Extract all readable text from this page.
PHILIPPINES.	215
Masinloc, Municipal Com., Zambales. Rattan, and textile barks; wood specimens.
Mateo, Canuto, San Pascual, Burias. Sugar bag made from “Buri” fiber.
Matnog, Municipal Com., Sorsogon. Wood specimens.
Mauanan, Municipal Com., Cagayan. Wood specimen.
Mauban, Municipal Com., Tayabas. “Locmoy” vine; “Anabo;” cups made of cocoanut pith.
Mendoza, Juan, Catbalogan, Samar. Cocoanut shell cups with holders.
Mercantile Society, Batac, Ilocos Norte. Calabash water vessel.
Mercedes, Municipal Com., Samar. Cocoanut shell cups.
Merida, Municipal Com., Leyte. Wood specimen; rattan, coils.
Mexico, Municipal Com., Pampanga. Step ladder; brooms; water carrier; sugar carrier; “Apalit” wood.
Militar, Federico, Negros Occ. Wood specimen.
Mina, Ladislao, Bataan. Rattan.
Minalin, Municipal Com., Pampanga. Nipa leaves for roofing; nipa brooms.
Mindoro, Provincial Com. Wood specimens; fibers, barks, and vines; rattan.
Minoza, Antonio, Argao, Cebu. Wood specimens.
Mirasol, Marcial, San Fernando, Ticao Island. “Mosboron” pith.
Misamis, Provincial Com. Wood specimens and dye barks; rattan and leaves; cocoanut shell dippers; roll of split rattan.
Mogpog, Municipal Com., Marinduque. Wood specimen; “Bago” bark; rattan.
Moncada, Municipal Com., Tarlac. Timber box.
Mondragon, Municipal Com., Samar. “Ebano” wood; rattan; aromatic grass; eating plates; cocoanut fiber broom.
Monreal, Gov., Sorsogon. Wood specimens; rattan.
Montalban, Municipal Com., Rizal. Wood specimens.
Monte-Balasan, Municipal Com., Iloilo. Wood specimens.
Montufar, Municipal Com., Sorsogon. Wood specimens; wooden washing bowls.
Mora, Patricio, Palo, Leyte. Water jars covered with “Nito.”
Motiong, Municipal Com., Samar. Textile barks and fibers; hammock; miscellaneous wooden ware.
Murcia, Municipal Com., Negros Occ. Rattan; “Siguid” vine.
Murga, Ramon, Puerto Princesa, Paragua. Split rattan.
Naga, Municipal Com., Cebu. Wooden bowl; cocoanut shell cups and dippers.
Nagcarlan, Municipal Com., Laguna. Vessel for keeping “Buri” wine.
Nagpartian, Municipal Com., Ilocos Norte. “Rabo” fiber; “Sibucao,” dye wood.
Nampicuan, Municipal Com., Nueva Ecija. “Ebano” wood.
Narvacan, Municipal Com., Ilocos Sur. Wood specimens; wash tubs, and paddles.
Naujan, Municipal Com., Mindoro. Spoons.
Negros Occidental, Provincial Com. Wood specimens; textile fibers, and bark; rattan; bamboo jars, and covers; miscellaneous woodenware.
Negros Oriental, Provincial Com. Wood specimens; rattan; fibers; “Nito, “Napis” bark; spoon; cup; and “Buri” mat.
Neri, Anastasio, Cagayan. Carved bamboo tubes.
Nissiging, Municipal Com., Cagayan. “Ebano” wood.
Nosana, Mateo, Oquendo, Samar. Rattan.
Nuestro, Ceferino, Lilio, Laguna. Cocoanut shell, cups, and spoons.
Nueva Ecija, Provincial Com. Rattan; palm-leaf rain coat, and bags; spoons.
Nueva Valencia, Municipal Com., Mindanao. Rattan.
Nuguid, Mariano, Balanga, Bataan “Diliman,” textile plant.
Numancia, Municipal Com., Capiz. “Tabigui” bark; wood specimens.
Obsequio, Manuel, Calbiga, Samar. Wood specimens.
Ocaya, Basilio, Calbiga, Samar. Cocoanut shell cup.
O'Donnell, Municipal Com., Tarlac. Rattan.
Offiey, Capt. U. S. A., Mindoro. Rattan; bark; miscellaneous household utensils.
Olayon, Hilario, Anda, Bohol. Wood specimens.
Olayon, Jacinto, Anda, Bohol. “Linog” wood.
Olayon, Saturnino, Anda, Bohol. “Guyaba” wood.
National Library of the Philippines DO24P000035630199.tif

__EXERCISE PROMPT__.
Take the entries above and transcribe them exactly.

__SOLUTION TO THIS TASK__.
Extract all readable text from this page.
PHILIPPINES.	215
Masinloc, Municipal Com., Zambales. Rattan, and textile barks; wood specimens.
Mateo, Canuto, San Pascual, Burias. Sugar bag made from “Buri” fiber.
Matnog, Municipal Com., Sorsogon. Wood specimens.
Mauanan, Municipal Com., Cagayan. Wood specimen.
Mauban, Municipal Com., Tayabas. “Locmoy” vine; “Anabo;” cups made of cocoanut pith.
Mendoza, Juan, Catbalogan, Samar. Cocoanut shell cups with holders.
Mercantile Society, Batac, Ilocos Norte. Calabash water vessel.
Mercedes, Municipal Com., Samar. Cocoanut shell cups.
Merida, Municipal Com., Leyte. Wood specimen; rattan, coils.
Mexico, Municipal Com., Pampanga. Step ladder; brooms; water carrier; sugar carrier; “Apalit” wood.
Militar, Federico, Negros Occ. Wood specimen.
Mina, Ladislao, Bataan. Rattan.
Minalin, Municipal Com., Pampanga. Nipa leaves for roofing; nipa brooms.
Mindoro, Provincial Com. Wood specimens; fibers, barks, and vines; rattan.
Minoza, Antonio, Argao, Cebu. Wood specimens.
Mirasol, Marcial, San Fernando, Ticao Island. “Mosboron” pith.
Misamis, Provincial Com. Wood specimens and dye barks; rattan and leaves; cocoanut shell dippers; roll of split rattan.
Mogpog, Municipal Com., Marinduque. Wood specimen; “Bago” bark; rattan.
Moncada, Municipal Com., Tarlac. Timber box.
Mondragon, Municipal Com., Samar. “Ebano” wood; rattan; aromatic grass; eating plates; cocoanut fiber broom.
Monreal, Gov., Sorsogon. Wood specimens; rattan.
Montalban, Municipal Com., Rizal. Wood specimens.
Monte-Balasan, Municipal Com., Iloilo. Wood specimens.
Montufar, Municipal Com., Sorsogon. Wood specimens; wooden washing bowls.
Mora, Patricio, Palo, Leyte. Water jars covered with “Nito.”
Motiong, Municipal Com., Samar. Textile barks and fibers; hammock; miscellaneous wooden ware.
Murcia, Municipal Com., Negros Occ. Rattan; “Siguid” vine.
Murga, Ramon, Puerto Princesa, Paragua. Split rattan.
Naga, Municipal Com., Cebu. Wooden bowl; cocoanut shell cups and dippers.
Nagcarlan, Municipal Com., Laguna. Vessel for keeping “Buri” wine.
Nagpartian, Municipal Com., Ilocos Norte. “Rabo” fiber; “Sibucao,” dye wood.
Nampicuan, Municipal Com., Nueva Ecija. “Ebano” wood.
Narvacan, Municipal Com., Ilocos Sur. Wood specimens; wash tubs, and paddles.
Naujan, Municipal Com., Mindoro. Spoons.
Negros Occidental, Provincial Com. Wood specimens; textile fibers, and bark; rattan; bamboo jars, and covers; miscellaneous woodenware.
Negros Oriental, Provincial Com. Wood specimens; rattan; fibers; “Nito, “Napis” bark; spoon; cup; and “Buri” mat.
Neri, Anastasio, Cagayan. Carved bamboo tubes.
Nissiging, Municipal Com., Cagayan. “Ebano” wood.
Nosana, Mateo, Oquendo, Samar. Rattan.
Nuestro, Ceferino, Lilio, Laguna. Cocoanut shell, cups, and spoons.
Nueva Ecija, Provincial Com. Rattan; palm-leaf rain coat, and bags; spoons.
Nueva Valencia, Municipal Com., Mindanao. Rattan.
Nuguid, Mariano, Balanga, Bataan “Diliman,” textile plant.
Numancia, Municipal Com., Capiz. “Tabigui” bark; wood specimens.
Obsequio, Manuel, Calbiga, Samar. Wood specimens.
Ocaya, Basilio, Calbiga, Samar. Cocoanut shell cup.
O'Donnell, Municipal Com., Tarlac. Rattan.
Offiey, Capt. U. S. A., Mindoro. Rattan; bark; miscellaneous household utensils.
Olayon, Hilario, Anda, Bohol. Wood specimens.
Olayon, Jacinto, Anda, Bohol. “Linog” wood.
Olayon, Saturnino, Anda, Bohol. “Guyaba” wood.
National Library of the Philippines DO24P000035630199.tif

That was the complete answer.